> **Stored rows**:
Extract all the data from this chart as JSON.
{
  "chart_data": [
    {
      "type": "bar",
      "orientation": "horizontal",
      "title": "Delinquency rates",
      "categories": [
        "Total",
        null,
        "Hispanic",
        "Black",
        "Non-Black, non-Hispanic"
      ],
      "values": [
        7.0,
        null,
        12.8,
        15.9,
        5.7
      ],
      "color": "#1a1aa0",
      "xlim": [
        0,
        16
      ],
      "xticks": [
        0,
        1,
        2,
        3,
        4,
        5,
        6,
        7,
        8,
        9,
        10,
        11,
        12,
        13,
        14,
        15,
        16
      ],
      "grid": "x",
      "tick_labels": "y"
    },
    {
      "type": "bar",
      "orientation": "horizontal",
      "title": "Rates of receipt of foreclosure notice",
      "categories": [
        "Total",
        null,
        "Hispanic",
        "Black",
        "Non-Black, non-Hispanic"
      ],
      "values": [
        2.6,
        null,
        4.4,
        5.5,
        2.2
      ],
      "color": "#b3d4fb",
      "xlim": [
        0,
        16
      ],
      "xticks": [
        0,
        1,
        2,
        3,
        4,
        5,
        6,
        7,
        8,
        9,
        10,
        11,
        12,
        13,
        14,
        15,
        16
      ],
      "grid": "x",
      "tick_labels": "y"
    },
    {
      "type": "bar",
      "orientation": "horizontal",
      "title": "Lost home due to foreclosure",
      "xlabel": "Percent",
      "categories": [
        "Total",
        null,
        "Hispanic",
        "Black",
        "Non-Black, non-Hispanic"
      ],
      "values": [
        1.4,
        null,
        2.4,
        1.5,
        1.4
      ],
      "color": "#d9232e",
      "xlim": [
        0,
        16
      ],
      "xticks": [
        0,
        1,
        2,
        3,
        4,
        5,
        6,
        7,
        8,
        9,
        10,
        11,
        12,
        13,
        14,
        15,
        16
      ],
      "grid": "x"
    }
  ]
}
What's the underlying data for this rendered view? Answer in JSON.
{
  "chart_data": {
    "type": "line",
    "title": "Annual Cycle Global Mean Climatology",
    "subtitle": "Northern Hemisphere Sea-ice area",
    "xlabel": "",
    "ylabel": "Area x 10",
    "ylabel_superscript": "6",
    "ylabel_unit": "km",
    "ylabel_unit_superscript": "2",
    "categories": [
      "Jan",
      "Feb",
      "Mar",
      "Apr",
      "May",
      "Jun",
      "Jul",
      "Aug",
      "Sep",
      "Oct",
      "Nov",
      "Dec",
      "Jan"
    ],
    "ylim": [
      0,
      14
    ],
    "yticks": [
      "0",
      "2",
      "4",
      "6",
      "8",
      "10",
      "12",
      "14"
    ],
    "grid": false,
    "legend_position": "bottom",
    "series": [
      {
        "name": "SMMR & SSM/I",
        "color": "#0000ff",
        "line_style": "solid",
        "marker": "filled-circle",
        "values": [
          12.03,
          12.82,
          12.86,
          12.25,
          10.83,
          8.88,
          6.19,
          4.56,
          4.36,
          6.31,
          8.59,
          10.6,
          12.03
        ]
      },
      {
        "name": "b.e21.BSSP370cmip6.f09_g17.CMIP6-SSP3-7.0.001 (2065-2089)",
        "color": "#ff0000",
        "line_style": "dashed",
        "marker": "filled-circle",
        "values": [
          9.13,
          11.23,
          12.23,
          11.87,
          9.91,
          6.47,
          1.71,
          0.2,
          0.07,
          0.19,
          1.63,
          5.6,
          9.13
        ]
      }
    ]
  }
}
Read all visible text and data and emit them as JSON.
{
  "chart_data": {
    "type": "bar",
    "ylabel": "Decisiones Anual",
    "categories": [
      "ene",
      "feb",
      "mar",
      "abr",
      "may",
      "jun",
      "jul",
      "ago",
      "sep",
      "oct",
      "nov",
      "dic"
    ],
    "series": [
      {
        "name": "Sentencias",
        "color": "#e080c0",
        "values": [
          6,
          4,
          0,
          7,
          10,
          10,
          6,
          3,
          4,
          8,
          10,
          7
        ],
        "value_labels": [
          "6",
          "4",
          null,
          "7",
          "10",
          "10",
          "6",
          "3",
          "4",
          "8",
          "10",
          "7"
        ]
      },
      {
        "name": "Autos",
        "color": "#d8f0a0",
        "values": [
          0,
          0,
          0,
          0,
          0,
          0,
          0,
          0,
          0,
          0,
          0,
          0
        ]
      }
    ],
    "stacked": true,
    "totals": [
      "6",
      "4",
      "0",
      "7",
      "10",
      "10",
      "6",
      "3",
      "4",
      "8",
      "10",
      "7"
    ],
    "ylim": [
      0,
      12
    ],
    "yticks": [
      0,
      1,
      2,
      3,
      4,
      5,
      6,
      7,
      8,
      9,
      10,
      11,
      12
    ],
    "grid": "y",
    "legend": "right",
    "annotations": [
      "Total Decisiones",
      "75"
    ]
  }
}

> **What is required**:
Restate the listing above word for word.

> **Problem solution**:
Extract all the data from this chart as JSON.
{
  "chart_data": [
    {
      "type": "bar",
      "orientation": "horizontal",
      "title": "Delinquency rates",
      "categories": [
        "Total",
        null,
        "Hispanic",
        "Black",
        "Non-Black, non-Hispanic"
      ],
      "values": [
        7.0,
        null,
        12.8,
        15.9,
        5.7
      ],
      "color": "#1a1aa0",
      "xlim": [
        0,
        16
      ],
      "xticks": [
        0,
        1,
        2,
        3,
        4,
        5,
        6,
        7,
        8,
        9,
        10,
        11,
        12,
        13,
        14,
        15,
        16
      ],
      "grid": "x",
      "tick_labels": "y"
    },
    {
      "type": "bar",
      "orientation": "horizontal",
      "title": "Rates of receipt of foreclosure notice",
      "categories": [
        "Total",
        null,
        "Hispanic",
        "Black",
        "Non-Black, non-Hispanic"
      ],
      "values": [
        2.6,
        null,
        4.4,
        5.5,
        2.2
      ],
      "color": "#b3d4fb",
      "xlim": [
        0,
        16
      ],
      "xticks": [
        0,
        1,
        2,
        3,
        4,
        5,
        6,
        7,
        8,
        9,
        10,
        11,
        12,
        13,
        14,
        15,
        16
      ],
      "grid": "x",
      "tick_labels": "y"
    },
    {
      "type": "bar",
      "orientation": "horizontal",
      "title": "Lost home due to foreclosure",
      "xlabel": "Percent",
      "categories": [
        "Total",
        null,
        "Hispanic",
        "Black",
        "Non-Black, non-Hispanic"
      ],
      "values": [
        1.4,
        null,
        2.4,
        1.5,
        1.4
      ],
      "color": "#d9232e",
      "xlim": [
        0,
        16
      ],
      "xticks": [
        0,
        1,
        2,
        3,
        4,
        5,
        6,
        7,
        8,
        9,
        10,
        11,
        12,
        13,
        14,
        15,
        16
      ],
      "grid": "x"
    }
  ]
}
What's the underlying data for this rendered view? Answer in JSON.
{
  "chart_data": {
    "type": "line",
    "title": "Annual Cycle Global Mean Climatology",
    "subtitle": "Northern Hemisphere Sea-ice area",
    "xlabel": "",
    "ylabel": "Area x 10",
    "ylabel_superscript": "6",
    "ylabel_unit": "km",
    "ylabel_unit_superscript": "2",
    "categories": [
      "Jan",
      "Feb",
      "Mar",
      "Apr",
      "May",
      "Jun",
      "Jul",
      "Aug",
      "Sep",
      "Oct",
      "Nov",
      "Dec",
      "Jan"
    ],
    "ylim": [
      0,
      14
    ],
    "yticks": [
      "0",
      "2",
      "4",
      "6",
      "8",
      "10",
      "12",
      "14"
    ],
    "grid": false,
    "legend_position": "bottom",
    "series": [
      {
        "name": "SMMR & SSM/I",
        "color": "#0000ff",
        "line_style": "solid",
        "marker": "filled-circle",
        "values": [
          12.03,
          12.82,
          12.86,
          12.25,
          10.83,
          8.88,
          6.19,
          4.56,
          4.36,
          6.31,
          8.59,
          10.6,
          12.03
        ]
      },
      {
        "name": "b.e21.BSSP370cmip6.f09_g17.CMIP6-SSP3-7.0.001 (2065-2089)",
        "color": "#ff0000",
        "line_style": "dashed",
        "marker": "filled-circle",
        "values": [
          9.13,
          11.23,
          12.23,
          11.87,
          9.91,
          6.47,
          1.71,
          0.2,
          0.07,
          0.19,
          1.63,
          5.6,
          9.13
        ]
      }
    ]
  }
}
Read all visible text and data and emit them as JSON.
{
  "chart_data": {
    "type": "bar",
    "ylabel": "Decisiones Anual",
    "categories": [
      "ene",
      "feb",
      "mar",
      "abr",
      "may",
      "jun",
      "jul",
      "ago",
      "sep",
      "oct",
      "nov",
      "dic"
    ],
    "series": [
      {
        "name": "Sentencias",
        "color": "#e080c0",
        "values": [
          6,
          4,
          0,
          7,
          10,
          10,
          6,
          3,
          4,
          8,
          10,
          7
        ],
        "value_labels": [
          "6",
          "4",
          null,
          "7",
          "10",
          "10",
          "6",
          "3",
          "4",
          "8",
          "10",
          "7"
        ]
      },
      {
        "name": "Autos",
        "color": "#d8f0a0",
        "values": [
          0,
          0,
          0,
          0,
          0,
          0,
          0,
          0,
          0,
          0,
          0,
          0
        ]
      }
    ],
    "stacked": true,
    "totals": [
      "6",
      "4",
      "0",
      "7",
      "10",
      "10",
      "6",
      "3",
      "4",
      "8",
      "10",
      "7"
    ],
    "ylim": [
      0,
      12
    ],
    "yticks": [
      0,
      1,
      2,
      3,
      4,
      5,
      6,
      7,
      8,
      9,
      10,
      11,
      12
    ],
    "grid": "y",
    "legend": "right",
    "annotations": [
      "Total Decisiones",
      "75"
    ]
  }
}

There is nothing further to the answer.